● **WHAT IS NEEDED**
Edit the listing from its first line through the line that contains "data-point [675,795,677,798]", replacing every "data-point" with "point-marker" and leaving everything else unchanged.

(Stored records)
= = = = =

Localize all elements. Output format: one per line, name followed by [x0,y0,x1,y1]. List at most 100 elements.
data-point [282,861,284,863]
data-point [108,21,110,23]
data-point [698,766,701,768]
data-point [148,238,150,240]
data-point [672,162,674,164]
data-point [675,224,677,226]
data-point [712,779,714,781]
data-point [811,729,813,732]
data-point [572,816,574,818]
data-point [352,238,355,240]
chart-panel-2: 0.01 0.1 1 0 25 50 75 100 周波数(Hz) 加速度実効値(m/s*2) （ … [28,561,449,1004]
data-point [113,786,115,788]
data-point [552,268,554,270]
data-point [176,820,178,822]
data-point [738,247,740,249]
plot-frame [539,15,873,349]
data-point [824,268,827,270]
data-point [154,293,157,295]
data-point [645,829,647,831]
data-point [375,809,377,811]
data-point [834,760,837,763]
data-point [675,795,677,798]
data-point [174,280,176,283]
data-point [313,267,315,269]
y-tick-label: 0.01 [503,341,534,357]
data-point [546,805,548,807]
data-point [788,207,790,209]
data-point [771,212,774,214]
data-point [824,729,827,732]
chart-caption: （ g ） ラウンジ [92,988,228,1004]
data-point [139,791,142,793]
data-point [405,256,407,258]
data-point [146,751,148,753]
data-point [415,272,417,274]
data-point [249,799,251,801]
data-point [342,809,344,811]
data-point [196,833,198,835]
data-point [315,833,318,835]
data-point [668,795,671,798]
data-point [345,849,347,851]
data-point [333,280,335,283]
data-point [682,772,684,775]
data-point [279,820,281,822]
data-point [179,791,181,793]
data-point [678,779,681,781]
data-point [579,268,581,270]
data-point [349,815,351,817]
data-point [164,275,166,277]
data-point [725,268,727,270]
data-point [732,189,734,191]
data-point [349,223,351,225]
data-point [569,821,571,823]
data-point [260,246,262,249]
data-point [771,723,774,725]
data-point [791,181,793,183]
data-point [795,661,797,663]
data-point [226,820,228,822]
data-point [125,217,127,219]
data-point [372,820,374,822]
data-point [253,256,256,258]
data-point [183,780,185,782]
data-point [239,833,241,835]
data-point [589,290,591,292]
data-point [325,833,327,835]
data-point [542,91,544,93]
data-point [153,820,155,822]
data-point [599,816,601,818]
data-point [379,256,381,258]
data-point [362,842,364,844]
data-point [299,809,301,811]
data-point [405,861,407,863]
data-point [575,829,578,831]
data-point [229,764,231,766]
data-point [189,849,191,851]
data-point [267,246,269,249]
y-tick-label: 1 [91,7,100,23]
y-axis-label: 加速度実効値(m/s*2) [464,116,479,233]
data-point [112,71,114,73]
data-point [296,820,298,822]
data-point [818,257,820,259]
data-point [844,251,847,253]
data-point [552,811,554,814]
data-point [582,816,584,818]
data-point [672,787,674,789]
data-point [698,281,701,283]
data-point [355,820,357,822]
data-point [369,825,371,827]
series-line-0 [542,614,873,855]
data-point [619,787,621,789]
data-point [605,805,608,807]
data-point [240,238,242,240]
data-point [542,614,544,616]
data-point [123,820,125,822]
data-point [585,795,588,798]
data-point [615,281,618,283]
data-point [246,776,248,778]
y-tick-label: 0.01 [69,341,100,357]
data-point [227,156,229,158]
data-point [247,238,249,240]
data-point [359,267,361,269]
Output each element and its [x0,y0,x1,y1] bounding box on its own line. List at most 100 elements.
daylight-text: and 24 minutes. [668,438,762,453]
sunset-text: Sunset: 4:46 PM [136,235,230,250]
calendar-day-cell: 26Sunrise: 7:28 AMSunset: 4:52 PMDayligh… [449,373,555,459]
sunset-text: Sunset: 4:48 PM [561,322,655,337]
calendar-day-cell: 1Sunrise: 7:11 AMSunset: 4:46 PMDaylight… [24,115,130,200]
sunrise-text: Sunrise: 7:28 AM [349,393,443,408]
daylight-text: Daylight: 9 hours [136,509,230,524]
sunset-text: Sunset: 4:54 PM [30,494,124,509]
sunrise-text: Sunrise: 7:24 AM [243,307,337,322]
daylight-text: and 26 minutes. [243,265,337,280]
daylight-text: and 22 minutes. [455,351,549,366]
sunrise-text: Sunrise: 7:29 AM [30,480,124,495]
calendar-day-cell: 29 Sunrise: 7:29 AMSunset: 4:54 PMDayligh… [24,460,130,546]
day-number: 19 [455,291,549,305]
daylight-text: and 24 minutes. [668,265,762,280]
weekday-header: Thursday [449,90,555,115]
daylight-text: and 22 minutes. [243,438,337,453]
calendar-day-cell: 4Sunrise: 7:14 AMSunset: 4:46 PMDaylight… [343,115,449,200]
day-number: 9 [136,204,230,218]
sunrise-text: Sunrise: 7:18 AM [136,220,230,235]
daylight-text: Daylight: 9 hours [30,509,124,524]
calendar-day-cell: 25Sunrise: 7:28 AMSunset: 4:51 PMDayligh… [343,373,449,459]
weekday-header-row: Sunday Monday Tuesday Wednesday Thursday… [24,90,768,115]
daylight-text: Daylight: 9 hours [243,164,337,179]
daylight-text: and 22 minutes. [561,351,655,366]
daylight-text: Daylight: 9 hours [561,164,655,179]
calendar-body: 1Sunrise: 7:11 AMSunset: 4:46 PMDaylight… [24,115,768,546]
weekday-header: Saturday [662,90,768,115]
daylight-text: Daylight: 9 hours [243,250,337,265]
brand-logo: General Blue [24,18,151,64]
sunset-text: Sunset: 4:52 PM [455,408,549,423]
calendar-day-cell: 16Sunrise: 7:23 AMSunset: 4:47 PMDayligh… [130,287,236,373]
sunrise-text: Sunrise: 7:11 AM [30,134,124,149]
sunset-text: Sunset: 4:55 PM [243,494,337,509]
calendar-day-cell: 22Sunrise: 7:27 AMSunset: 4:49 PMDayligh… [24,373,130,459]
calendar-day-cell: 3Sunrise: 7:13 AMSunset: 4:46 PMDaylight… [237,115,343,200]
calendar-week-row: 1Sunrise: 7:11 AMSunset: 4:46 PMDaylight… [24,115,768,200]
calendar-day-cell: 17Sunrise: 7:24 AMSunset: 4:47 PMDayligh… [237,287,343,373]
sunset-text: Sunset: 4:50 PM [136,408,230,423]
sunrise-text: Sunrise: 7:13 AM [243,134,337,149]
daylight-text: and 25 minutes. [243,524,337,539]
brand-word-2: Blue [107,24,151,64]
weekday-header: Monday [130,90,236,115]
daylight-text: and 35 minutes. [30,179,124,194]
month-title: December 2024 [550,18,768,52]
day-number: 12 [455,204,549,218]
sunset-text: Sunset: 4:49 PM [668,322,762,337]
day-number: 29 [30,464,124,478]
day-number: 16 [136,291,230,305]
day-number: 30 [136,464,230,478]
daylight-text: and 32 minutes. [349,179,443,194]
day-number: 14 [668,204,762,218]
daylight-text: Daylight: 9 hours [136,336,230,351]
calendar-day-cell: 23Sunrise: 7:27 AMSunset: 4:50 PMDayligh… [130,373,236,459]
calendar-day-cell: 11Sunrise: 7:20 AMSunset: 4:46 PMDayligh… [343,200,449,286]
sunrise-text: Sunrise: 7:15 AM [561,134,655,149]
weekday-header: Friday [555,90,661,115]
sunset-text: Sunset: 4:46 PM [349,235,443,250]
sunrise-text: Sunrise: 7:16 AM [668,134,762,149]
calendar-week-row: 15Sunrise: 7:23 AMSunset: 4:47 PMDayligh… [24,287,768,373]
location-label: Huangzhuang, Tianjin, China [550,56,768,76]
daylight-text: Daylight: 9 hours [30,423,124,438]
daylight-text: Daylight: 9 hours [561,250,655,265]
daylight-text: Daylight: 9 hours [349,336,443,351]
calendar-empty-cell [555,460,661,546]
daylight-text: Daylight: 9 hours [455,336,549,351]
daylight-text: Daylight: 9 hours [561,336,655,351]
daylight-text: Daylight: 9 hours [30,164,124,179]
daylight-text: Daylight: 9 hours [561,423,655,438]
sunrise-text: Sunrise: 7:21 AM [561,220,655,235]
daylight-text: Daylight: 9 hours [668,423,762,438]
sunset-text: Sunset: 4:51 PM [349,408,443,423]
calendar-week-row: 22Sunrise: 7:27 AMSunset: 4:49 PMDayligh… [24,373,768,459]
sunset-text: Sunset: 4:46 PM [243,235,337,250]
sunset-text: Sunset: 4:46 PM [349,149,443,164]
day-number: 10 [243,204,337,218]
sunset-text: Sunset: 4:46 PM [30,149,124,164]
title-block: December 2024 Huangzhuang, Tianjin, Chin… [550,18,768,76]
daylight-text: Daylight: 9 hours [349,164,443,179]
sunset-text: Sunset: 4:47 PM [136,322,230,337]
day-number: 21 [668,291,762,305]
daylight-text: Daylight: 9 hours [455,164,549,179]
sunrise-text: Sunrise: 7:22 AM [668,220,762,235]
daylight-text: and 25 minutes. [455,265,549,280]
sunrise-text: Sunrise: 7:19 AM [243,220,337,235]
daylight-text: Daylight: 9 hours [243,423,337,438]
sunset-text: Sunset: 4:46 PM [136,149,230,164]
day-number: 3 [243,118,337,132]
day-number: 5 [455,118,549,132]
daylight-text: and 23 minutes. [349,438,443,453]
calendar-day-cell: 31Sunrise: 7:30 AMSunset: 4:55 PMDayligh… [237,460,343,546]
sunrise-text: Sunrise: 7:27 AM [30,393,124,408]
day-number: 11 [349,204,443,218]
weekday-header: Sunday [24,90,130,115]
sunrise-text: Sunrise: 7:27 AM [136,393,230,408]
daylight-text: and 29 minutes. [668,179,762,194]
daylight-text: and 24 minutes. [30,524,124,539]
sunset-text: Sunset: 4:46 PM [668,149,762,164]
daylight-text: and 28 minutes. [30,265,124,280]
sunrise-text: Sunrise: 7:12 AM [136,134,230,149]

= = = = =

● **SOLUTION TO THIS TASK**
Localize all elements. Output format: one per line, name followed by [x0,y0,x1,y1]. List at most 100 elements.
point-marker [282,861,284,863]
point-marker [108,21,110,23]
point-marker [698,766,701,768]
point-marker [148,238,150,240]
point-marker [672,162,674,164]
point-marker [675,224,677,226]
point-marker [712,779,714,781]
point-marker [811,729,813,732]
point-marker [572,816,574,818]
point-marker [352,238,355,240]
chart-panel-2: 0.01 0.1 1 0 25 50 75 100 周波数(Hz) 加速度実効値(m/s*2) （ … [28,561,449,1004]
point-marker [113,786,115,788]
point-marker [552,268,554,270]
point-marker [176,820,178,822]
point-marker [738,247,740,249]
plot-frame [539,15,873,349]
point-marker [824,268,827,270]
point-marker [154,293,157,295]
point-marker [645,829,647,831]
point-marker [375,809,377,811]
point-marker [834,760,837,763]
point-marker [675,795,677,798]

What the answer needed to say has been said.